What you should do: Each record below should be output verbatim, without pictures.
= = = = = = =
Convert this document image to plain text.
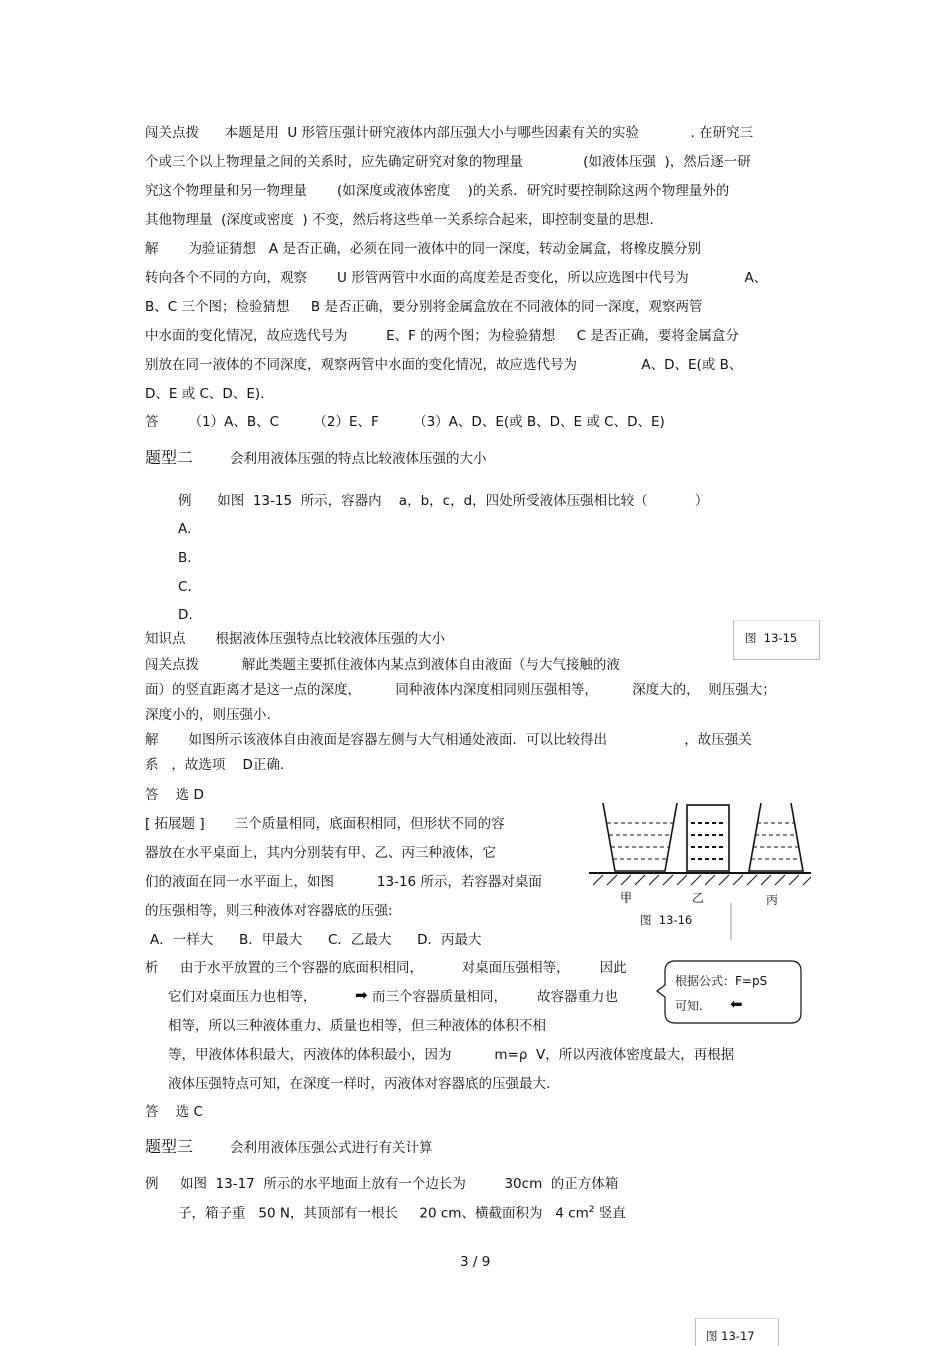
闯关点拨      本题是用  U 形管压强计研究液体内部压强大小与哪些因素有关的实验            . 在研究三
个或三个以上物理量之间的关系时，应先确定研究对象的物理量              (如液体压强  )，然后逐一研
究这个物理量和另一物理量       (如深度或液体密度    )的关系．研究时要控制除这两个物理量外的
其他物理量  (深度或密度  ) 不变，然后将这些单一关系综合起来，即控制变量的思想.
解       为验证猜想   A 是否正确，必须在同一液体中的同一深度，转动金属盒，将橡皮膜分别
转向各个不同的方向，观察       U 形管两管中水面的高度差是否变化，所以应选图中代号为             A、
B、C 三个图；检验猜想     B 是否正确，要分别将金属盒放在不同液体的同一深度，观察两管
中水面的变化情况，故应选代号为         E、F 的两个图；为检验猜想     C 是否正确，要将金属盒分
别放在同一液体的不同深度，观察两管中水面的变化情况，故应选代号为               A、D、E(或 B、
D、E 或 C、D、E).
答       （1）A、B、C        （2）E、F        （3）A、D、E(或 B、D、E 或 C、D、E)
题型二	会利用液体压强的特点比较液体压强的大小
例      如图  13-15  所示，容器内    a，b，c，d，四处所受液体压强相比较（           ）
A.
B.
C.
D.
知识点       根据液体压强特点比较液体压强的大小	图  13-15
闯关点拨          解此类题主要抓住液体内某点到液体自由液面（与大气接触的液
面）的竖直距离才是这一点的深度，        同种液体内深度相同则压强相等，        深度大的，  则压强大；
深度小的，则压强小.
解       如图所示该液体自由液面是容器左侧与大气相通处液面．可以比较得出                  ，故压强关
系   ，故选项    D正确.
答    选 D
[ 拓展题 ]       三个质量相同，底面积相同，但形状不同的容
器放在水平桌面上，其内分别装有甲、乙、丙三种液体，它
们的液面在同一水平面上，如图          13-16 所示，若容器对桌面
的压强相等，则三种液体对容器底的压强:
A．一样大      B．甲最大      C．乙最大      D．丙最大
甲	乙	丙
图  13-16
析     由于水平放置的三个容器的底面积相同，         对桌面压强相等，       因此
它们对桌面压力也相等，	➡ 而三个容器质量相同，       故容器重力也
相等，所以三种液体重力、质量也相等，但三种液体的体积不相
等，甲液体体积最大，丙液体的体积最小，因为          m=ρ  V，所以丙液体密度最大，再根据
液体压强特点可知，在深度一样时，丙液体对容器底的压强最大.
根据公式：F=pS
可知. ⬅
答    选 C
题型三	会利用液体压强公式进行有关计算
例     如图  13-17  所示的水平地面上放有一个边长为         30cm  的正方体箱
子，箱子重   50 N，其顶部有一根长     20 cm、横截面积为   4 $cm^2$ 竖直
3 / 9
图 13-17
= = = = = = =
Task solution:
Convert this document image to plain text.
闯关点拨      本题是用  U 形管压强计研究液体内部压强大小与哪些因素有关的实验            . 在研究三
个或三个以上物理量之间的关系时，应先确定研究对象的物理量              (如液体压强  )，然后逐一研
究这个物理量和另一物理量       (如深度或液体密度    )的关系．研究时要控制除这两个物理量外的
其他物理量  (深度或密度  ) 不变，然后将这些单一关系综合起来，即控制变量的思想.
解       为验证猜想   A 是否正确，必须在同一液体中的同一深度，转动金属盒，将橡皮膜分别
转向各个不同的方向，观察       U 形管两管中水面的高度差是否变化，所以应选图中代号为             A、
B、C 三个图；检验猜想     B 是否正确，要分别将金属盒放在不同液体的同一深度，观察两管
中水面的变化情况，故应选代号为         E、F 的两个图；为检验猜想     C 是否正确，要将金属盒分
别放在同一液体的不同深度，观察两管中水面的变化情况，故应选代号为               A、D、E(或 B、
D、E 或 C、D、E).
答       （1）A、B、C        （2）E、F        （3）A、D、E(或 B、D、E 或 C、D、E)
题型二	会利用液体压强的特点比较液体压强的大小
例      如图  13-15  所示，容器内    a，b，c，d，四处所受液体压强相比较（           ）
A.
B.
C.
D.
知识点       根据液体压强特点比较液体压强的大小	图  13-15
闯关点拨          解此类题主要抓住液体内某点到液体自由液面（与大气接触的液
面）的竖直距离才是这一点的深度，        同种液体内深度相同则压强相等，        深度大的，  则压强大；
深度小的，则压强小.
解       如图所示该液体自由液面是容器左侧与大气相通处液面．可以比较得出                  ，故压强关
系   ，故选项    D正确.
答    选 D
[ 拓展题 ]       三个质量相同，底面积相同，但形状不同的容
器放在水平桌面上，其内分别装有甲、乙、丙三种液体，它
们的液面在同一水平面上，如图          13-16 所示，若容器对桌面
的压强相等，则三种液体对容器底的压强:
A．一样大      B．甲最大      C．乙最大      D．丙最大
甲	乙	丙
图  13-16
析     由于水平放置的三个容器的底面积相同，         对桌面压强相等，       因此
它们对桌面压力也相等，	➡ 而三个容器质量相同，       故容器重力也
相等，所以三种液体重力、质量也相等，但三种液体的体积不相
等，甲液体体积最大，丙液体的体积最小，因为          m=ρ  V，所以丙液体密度最大，再根据
液体压强特点可知，在深度一样时，丙液体对容器底的压强最大.
根据公式：F=pS
可知. ⬅
答    选 C
题型三	会利用液体压强公式进行有关计算
例     如图  13-17  所示的水平地面上放有一个边长为         30cm  的正方体箱
子，箱子重   50 N，其顶部有一根长     20 cm、横截面积为   4 $cm^2$ 竖直
3 / 9
图 13-17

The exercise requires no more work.